* REQUIREMENT *
Write out each line exactly as it stands, please.

* DATASET RECORDS *
◇ ◇ ◇
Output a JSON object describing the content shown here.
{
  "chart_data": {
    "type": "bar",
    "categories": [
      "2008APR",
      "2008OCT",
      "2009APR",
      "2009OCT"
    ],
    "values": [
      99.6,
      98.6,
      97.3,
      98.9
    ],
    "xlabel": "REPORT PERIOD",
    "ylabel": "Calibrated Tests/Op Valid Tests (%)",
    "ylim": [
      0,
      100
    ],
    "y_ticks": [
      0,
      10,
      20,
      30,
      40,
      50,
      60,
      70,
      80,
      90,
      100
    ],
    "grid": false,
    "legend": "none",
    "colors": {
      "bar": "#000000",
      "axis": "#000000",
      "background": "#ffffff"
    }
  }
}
◇ ◇ ◇
* ANSWER TO THIS TASK *
Output a JSON object describing the content shown here.
{
  "chart_data": {
    "type": "bar",
    "categories": [
      "2008APR",
      "2008OCT",
      "2009APR",
      "2009OCT"
    ],
    "values": [
      99.6,
      98.6,
      97.3,
      98.9
    ],
    "xlabel": "REPORT PERIOD",
    "ylabel": "Calibrated Tests/Op Valid Tests (%)",
    "ylim": [
      0,
      100
    ],
    "y_ticks": [
      0,
      10,
      20,
      30,
      40,
      50,
      60,
      70,
      80,
      90,
      100
    ],
    "grid": false,
    "legend": "none",
    "colors": {
      "bar": "#000000",
      "axis": "#000000",
      "background": "#ffffff"
    }
  }
}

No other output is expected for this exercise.